*** Opening of PASSAGE ***
HIMSS 2026 Insights: How to Thrive in a Rapidly Changing Field

The buzz word for the first day of the 2026 Healthcare Information and Management Systems Society (HIMSS) Global Health Conference and Exhibition was “thriving,” HIMSS CEO Hal Wolf said in a video posted by Healthcare IT News, a HIMSS Media publication.
That theme kicked off three days of discussion among the thousands of health care professionals from around the world — including health system executives, leading tech vendors and digital health disruptors, among others — who gathered in Las Vegas from March 9-12 for HIMSS26.
Here are some notable insights experts shared during the conference.
1 | Collaboration between health systems and tech giants can enhance care delivery.
Alliances between clinicians and technology providers can support more effective care delivery, Sumbul Ahmad Desai, M.D., vice president of health and fitness at Apple, told attendees, according to HIMSS Media coverage of the event.
Apple is already working with health care providers to integrate its technology into day-to-day operations, streamlining workflows and improving care delivery. For example, Atlanta-based Emory Healthcare has partnered with Apple and deployed devices such as Mac, iPhone, iPad and Apple Watch systemwide. Nurses love utilizing Apple Watches for communication, Desai said
2 | Clinicians need structured methods and tools for evaluating AI models.
Many clinicians don’t have access to clear frameworks to assess the effectiveness and safety of AI tools, Nabile Safdar, chief AI officer at Emory Healthcare, and Bernardo Bizzo, senior director of artificial intelligence at Boston-based Mass General Brigham, told attendees.
"The biggest challenge we have is we lack benchmarks to assess how these tools are performing and how well they can help us," Bizzo said, as reported by the HIMSS Media publication MobiHealthNews.
Bizzo and Safdar discussed how health care leaders can solve that problem by pooling data and defining standardized strategies for assessing AI models. For example, Bizzo and his colleagues have launched the Healthcare AI Challenge, an initiative that enables researchers and clinicians to evaluate AI tools via shared datasets and standardized methods.
In the Healthcare Challenge’s “AI Arena,” clinical experts can assess outputs from AI models and note how different tools compare to each other and/or human performance for complex tasks, including medical record summarization, radiology reporting and image interpretation.
*** Close of PASSAGE ***
*** Opening of DATASET RECORDS ***
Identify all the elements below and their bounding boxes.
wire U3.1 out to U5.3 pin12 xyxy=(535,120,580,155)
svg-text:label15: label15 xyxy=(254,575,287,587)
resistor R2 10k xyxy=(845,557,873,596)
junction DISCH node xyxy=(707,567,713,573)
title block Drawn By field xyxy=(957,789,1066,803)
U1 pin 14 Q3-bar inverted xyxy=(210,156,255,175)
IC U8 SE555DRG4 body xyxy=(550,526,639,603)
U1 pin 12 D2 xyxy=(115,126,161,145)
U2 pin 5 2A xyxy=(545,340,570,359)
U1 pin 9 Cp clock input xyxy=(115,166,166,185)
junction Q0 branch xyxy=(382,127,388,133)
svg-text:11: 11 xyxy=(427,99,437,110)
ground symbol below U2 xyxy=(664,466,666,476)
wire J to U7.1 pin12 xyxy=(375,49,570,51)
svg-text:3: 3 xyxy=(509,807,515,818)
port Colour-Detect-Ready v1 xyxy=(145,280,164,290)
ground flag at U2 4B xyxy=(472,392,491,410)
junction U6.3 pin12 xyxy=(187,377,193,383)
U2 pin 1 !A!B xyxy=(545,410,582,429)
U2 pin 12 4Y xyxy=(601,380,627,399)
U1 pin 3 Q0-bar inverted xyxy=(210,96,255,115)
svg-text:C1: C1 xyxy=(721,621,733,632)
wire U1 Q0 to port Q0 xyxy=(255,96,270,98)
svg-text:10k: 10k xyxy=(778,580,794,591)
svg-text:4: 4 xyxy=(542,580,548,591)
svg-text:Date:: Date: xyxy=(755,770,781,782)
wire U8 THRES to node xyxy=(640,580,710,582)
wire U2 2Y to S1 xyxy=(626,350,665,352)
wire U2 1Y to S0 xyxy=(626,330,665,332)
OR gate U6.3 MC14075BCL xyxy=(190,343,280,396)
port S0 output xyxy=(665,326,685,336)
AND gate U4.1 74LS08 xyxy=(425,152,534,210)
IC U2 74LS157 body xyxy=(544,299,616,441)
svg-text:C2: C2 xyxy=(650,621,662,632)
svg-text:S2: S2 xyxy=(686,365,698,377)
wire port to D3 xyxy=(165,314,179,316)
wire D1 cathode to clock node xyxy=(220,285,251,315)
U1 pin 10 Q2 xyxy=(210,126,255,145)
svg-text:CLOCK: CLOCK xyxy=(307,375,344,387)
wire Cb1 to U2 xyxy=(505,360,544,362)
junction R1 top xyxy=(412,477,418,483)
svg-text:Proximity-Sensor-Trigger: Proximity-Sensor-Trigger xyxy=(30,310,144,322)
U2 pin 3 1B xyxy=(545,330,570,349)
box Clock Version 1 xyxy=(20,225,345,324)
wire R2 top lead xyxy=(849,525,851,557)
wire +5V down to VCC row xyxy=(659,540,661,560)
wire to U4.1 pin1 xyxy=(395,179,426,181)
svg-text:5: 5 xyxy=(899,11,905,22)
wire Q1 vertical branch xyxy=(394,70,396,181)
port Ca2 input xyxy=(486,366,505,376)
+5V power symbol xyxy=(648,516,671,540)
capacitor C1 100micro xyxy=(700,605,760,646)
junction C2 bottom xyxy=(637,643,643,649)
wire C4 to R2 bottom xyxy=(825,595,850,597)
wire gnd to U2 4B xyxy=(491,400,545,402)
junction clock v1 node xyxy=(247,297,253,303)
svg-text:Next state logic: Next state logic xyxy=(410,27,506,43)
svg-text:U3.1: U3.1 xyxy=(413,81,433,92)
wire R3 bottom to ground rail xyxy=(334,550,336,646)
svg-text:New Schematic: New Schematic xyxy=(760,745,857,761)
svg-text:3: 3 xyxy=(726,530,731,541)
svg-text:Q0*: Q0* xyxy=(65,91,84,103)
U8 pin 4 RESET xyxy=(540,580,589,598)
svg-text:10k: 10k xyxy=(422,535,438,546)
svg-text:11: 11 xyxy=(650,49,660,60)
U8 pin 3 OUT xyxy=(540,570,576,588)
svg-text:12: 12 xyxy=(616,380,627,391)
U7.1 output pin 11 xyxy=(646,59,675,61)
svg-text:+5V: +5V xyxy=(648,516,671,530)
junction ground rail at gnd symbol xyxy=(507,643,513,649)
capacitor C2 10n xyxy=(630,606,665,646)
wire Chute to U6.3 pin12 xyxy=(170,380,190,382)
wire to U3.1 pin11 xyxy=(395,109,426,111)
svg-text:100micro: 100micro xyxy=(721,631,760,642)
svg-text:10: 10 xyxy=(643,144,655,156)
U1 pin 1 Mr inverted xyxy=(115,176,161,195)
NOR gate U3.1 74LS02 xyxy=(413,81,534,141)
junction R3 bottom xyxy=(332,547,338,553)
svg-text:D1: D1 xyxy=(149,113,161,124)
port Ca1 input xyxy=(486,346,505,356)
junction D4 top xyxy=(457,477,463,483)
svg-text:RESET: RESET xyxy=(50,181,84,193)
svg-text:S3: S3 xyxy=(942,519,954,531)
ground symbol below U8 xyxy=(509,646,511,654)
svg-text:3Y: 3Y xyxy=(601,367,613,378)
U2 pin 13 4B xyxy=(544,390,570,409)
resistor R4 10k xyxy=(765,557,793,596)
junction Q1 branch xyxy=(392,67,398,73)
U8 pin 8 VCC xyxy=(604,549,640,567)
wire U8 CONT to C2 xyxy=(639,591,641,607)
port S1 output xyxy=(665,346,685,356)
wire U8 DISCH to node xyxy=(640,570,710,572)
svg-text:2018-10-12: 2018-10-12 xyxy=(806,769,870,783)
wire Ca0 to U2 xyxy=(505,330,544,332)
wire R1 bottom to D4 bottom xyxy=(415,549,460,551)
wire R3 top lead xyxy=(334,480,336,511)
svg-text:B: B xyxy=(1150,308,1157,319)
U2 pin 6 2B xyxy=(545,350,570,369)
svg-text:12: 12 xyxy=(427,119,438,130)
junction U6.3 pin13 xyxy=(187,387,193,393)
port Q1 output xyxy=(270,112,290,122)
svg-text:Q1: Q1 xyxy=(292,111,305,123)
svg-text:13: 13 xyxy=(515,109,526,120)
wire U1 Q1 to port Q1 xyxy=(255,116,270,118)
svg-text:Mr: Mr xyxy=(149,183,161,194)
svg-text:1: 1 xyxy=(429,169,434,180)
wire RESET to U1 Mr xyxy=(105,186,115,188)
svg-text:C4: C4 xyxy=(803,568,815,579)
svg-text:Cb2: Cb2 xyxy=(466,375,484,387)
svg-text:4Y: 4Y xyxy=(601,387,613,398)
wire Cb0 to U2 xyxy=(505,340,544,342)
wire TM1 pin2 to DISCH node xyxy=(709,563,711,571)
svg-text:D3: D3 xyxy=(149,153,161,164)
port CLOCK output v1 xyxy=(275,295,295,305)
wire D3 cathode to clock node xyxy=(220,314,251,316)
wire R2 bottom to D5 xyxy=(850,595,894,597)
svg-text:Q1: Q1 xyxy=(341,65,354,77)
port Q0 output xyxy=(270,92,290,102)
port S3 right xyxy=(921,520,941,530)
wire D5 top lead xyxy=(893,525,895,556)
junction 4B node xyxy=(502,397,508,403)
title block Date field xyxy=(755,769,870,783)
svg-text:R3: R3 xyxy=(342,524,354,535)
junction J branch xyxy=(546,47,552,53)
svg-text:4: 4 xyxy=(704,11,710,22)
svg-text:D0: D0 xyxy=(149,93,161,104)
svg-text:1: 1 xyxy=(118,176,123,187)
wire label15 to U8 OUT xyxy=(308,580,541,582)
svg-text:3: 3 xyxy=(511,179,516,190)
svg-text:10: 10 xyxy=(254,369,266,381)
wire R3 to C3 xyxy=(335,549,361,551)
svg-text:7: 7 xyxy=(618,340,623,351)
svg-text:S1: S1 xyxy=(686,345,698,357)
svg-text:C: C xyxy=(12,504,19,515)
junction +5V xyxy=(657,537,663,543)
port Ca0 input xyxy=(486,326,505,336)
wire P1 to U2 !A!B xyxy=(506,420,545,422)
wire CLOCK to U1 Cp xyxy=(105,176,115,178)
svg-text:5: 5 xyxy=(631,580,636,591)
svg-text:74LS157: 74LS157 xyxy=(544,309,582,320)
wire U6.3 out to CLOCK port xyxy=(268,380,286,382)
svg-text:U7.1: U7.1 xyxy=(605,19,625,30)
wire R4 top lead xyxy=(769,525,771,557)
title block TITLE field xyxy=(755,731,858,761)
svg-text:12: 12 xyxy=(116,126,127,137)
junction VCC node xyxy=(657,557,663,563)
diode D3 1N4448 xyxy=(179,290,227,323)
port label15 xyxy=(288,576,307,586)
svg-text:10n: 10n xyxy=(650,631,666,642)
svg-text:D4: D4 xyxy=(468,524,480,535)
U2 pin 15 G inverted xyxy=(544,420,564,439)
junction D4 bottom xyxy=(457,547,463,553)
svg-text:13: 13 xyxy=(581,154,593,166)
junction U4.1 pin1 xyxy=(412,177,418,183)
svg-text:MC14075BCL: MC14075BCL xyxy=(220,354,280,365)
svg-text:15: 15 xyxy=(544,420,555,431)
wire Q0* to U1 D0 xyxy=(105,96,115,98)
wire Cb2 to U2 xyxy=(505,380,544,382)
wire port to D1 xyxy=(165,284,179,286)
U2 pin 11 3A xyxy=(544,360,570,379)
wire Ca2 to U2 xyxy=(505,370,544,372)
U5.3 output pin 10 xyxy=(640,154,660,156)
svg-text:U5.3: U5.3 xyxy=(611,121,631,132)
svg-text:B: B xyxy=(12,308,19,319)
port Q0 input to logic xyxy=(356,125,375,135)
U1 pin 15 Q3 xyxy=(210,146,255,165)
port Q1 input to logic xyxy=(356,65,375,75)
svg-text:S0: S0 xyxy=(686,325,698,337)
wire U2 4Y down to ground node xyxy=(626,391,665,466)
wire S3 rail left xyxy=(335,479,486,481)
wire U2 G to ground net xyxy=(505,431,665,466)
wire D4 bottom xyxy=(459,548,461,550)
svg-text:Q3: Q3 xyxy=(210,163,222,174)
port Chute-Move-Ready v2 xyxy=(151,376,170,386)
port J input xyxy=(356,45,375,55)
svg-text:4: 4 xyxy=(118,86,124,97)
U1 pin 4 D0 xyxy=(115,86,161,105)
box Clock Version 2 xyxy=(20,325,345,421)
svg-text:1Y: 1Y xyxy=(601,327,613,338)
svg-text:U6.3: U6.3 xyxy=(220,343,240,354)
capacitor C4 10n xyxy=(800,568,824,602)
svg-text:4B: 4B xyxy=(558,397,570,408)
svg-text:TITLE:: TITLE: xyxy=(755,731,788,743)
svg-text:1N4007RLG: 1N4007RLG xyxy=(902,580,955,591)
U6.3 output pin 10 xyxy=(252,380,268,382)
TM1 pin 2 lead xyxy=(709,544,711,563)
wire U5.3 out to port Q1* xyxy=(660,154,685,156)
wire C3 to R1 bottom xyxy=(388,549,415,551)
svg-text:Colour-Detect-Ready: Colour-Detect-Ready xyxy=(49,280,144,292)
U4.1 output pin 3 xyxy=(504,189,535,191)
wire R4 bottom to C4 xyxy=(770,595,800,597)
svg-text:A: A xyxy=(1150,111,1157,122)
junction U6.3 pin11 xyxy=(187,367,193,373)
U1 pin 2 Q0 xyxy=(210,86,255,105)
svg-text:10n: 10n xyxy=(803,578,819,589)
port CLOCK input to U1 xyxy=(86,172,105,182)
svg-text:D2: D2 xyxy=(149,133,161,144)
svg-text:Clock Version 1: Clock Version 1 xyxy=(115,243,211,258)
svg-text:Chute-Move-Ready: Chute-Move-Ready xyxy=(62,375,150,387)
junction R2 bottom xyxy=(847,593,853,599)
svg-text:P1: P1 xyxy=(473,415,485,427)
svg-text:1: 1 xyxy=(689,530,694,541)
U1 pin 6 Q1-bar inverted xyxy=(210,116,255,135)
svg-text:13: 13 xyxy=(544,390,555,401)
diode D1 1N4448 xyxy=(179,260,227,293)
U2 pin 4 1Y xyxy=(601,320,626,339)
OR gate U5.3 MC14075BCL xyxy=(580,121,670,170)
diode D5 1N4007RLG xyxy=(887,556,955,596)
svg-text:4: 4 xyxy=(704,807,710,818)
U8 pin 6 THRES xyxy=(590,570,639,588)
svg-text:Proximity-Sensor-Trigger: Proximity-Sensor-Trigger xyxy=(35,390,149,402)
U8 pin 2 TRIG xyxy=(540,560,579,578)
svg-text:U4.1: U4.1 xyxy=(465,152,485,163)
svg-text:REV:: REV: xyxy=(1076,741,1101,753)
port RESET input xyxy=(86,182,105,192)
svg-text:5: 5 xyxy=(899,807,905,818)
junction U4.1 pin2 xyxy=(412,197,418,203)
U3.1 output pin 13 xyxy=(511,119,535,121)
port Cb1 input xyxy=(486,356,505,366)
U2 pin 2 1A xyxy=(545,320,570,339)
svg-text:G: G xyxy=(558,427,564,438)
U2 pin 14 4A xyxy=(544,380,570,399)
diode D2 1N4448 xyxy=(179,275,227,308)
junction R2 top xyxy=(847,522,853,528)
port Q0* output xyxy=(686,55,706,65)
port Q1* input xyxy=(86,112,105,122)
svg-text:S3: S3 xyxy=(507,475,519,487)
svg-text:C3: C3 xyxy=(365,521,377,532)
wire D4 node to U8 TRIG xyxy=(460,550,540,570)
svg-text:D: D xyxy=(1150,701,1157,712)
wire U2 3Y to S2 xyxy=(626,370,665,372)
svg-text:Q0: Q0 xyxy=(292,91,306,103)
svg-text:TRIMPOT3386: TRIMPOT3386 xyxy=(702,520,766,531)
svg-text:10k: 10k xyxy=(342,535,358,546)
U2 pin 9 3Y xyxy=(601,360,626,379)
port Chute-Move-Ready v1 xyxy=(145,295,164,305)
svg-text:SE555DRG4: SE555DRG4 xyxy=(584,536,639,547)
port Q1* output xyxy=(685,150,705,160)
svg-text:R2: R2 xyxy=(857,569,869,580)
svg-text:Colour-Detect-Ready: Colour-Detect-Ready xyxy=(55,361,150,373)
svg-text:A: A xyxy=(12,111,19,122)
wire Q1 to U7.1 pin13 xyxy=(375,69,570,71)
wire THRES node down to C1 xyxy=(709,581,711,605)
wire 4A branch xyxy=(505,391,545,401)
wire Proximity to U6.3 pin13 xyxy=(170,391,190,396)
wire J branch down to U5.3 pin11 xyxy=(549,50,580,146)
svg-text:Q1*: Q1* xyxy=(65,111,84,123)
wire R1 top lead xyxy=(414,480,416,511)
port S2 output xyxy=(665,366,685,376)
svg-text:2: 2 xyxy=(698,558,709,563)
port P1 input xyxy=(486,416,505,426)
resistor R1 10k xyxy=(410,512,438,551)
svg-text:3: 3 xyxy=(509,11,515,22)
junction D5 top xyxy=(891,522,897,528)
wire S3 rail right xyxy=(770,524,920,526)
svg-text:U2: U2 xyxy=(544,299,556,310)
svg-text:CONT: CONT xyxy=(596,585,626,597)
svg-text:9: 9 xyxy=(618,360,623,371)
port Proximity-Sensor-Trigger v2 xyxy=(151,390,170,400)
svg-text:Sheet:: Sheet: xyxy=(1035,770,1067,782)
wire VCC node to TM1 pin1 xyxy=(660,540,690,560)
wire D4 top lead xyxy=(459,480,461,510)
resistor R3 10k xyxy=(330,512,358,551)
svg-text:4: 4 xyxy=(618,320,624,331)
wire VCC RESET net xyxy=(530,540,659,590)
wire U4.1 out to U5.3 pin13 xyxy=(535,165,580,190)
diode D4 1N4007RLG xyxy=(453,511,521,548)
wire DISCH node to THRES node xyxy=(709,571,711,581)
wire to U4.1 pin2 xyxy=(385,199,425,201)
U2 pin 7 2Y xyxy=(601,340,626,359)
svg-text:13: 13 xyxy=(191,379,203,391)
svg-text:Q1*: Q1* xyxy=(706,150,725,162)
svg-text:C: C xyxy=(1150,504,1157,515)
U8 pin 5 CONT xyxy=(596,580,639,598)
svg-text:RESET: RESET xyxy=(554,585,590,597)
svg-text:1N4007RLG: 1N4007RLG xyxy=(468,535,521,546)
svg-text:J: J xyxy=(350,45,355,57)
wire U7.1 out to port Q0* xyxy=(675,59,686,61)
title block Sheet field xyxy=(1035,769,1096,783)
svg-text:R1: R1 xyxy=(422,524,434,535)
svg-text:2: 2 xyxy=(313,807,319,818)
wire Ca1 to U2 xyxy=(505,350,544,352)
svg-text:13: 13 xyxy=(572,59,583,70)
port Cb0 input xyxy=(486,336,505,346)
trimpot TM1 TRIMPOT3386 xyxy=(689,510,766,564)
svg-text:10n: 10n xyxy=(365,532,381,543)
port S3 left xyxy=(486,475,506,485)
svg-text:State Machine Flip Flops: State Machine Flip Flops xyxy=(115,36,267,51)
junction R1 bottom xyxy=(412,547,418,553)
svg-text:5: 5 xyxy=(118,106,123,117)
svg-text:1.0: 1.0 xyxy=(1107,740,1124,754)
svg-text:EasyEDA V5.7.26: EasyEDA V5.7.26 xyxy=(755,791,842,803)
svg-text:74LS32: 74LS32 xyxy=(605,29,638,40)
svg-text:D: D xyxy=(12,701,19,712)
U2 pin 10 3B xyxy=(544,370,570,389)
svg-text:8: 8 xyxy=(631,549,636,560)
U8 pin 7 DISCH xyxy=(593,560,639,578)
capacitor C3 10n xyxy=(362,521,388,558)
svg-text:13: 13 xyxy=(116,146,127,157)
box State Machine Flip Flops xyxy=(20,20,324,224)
*** Close of DATASET RECORDS ***
▶ [WORK REQUEST]
Copy the part of the HIMSS 2026 text from "HIMSS 2026 Insights: How" to "enhance care delivery." word for word.

▶ [TASK OUTPUT]
HIMSS 2026 Insights: How to Thrive in a Rapidly Changing Field

The buzz word for the first day of the 2026 Healthcare Information and Management Systems Society (HIMSS) Global Health Conference and Exhibition was “thriving,” HIMSS CEO Hal Wolf said in a video posted by Healthcare IT News, a HIMSS Media publication.
That theme kicked off three days of discussion among the thousands of health care professionals from around the world — including health system executives, leading tech vendors and digital health disruptors, among others — who gathered in Las Vegas from March 9-12 for HIMSS26.
Here are some notable insights experts shared during the conference.
1 | Collaboration between health systems and tech giants can enhance care delivery.